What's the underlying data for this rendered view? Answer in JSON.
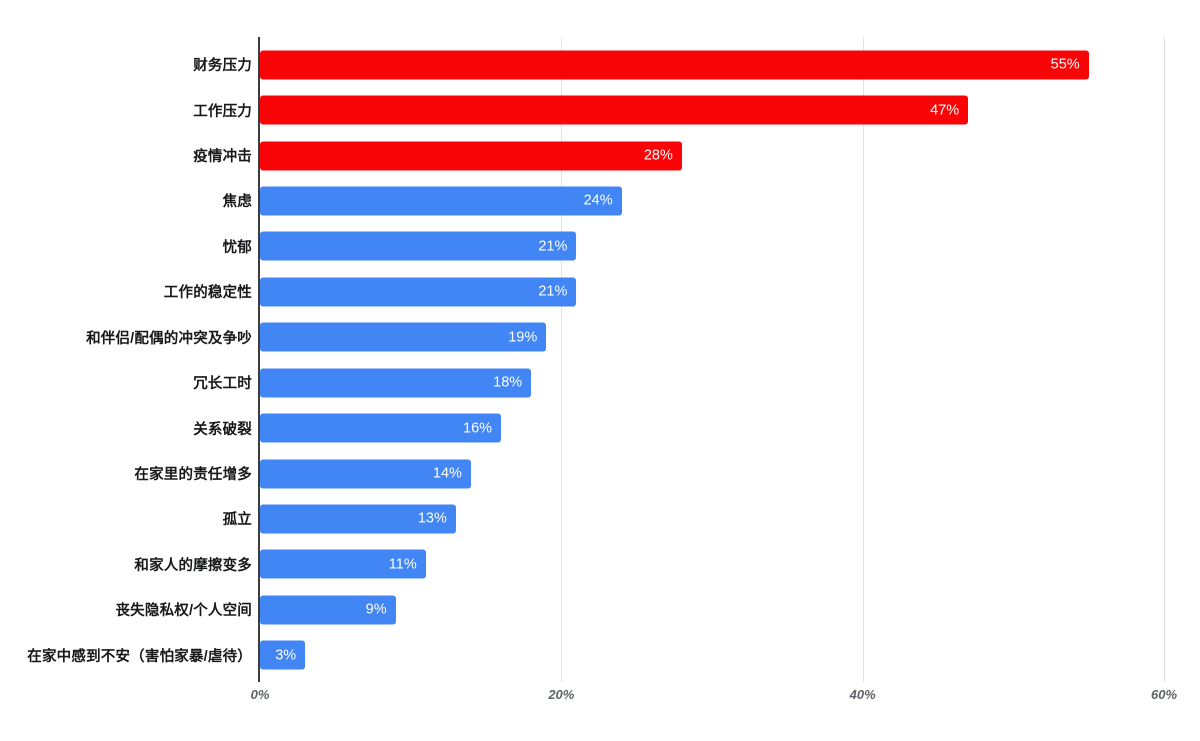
{
  "chart_data": {
    "type": "bar",
    "orientation": "horizontal",
    "title": "",
    "xlabel": "",
    "ylabel": "",
    "categories": [
      "财务压力",
      "工作压力",
      "疫情冲击",
      "焦虑",
      "忧郁",
      "工作的稳定性",
      "和伴侣/配偶的冲突及争吵",
      "冗长工时",
      "关系破裂",
      "在家里的责任增多",
      "孤立",
      "和家人的摩擦变多",
      "丧失隐私权/个人空间",
      "在家中感到不安（害怕家暴/虐待）"
    ],
    "values": [
      55,
      47,
      28,
      24,
      21,
      21,
      19,
      18,
      16,
      14,
      13,
      11,
      9,
      3
    ],
    "value_labels": [
      "55%",
      "47%",
      "28%",
      "24%",
      "21%",
      "21%",
      "19%",
      "18%",
      "16%",
      "14%",
      "13%",
      "11%",
      "9%",
      "3%"
    ],
    "colors": [
      "#fa0507",
      "#fa0507",
      "#fa0507",
      "#4285f4",
      "#4285f4",
      "#4285f4",
      "#4285f4",
      "#4285f4",
      "#4285f4",
      "#4285f4",
      "#4285f4",
      "#4285f4",
      "#4285f4",
      "#4285f4"
    ],
    "highlight_color": "#fa0507",
    "base_color": "#4285f4",
    "value_label_color": "#ffffff",
    "category_label_color": "#17181a",
    "axis_line_color": "#3c3c3c",
    "gridline_color": "#e2e2e2",
    "tick_label_color": "#5f6368",
    "x_ticks": [
      {
        "label": "0%",
        "value": 0
      },
      {
        "label": "20%",
        "value": 20
      },
      {
        "label": "40%",
        "value": 40
      },
      {
        "label": "60%",
        "value": 60
      }
    ],
    "xlim": [
      0,
      60
    ],
    "grid": true,
    "legend": "none",
    "background": "#ffffff"
  }
}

### Exercise instructions
Collect, from the material above, every line containing the word "ffffff".

### Solution below
    "value_label_color": "#ffffff",
    "background": "#ffffff"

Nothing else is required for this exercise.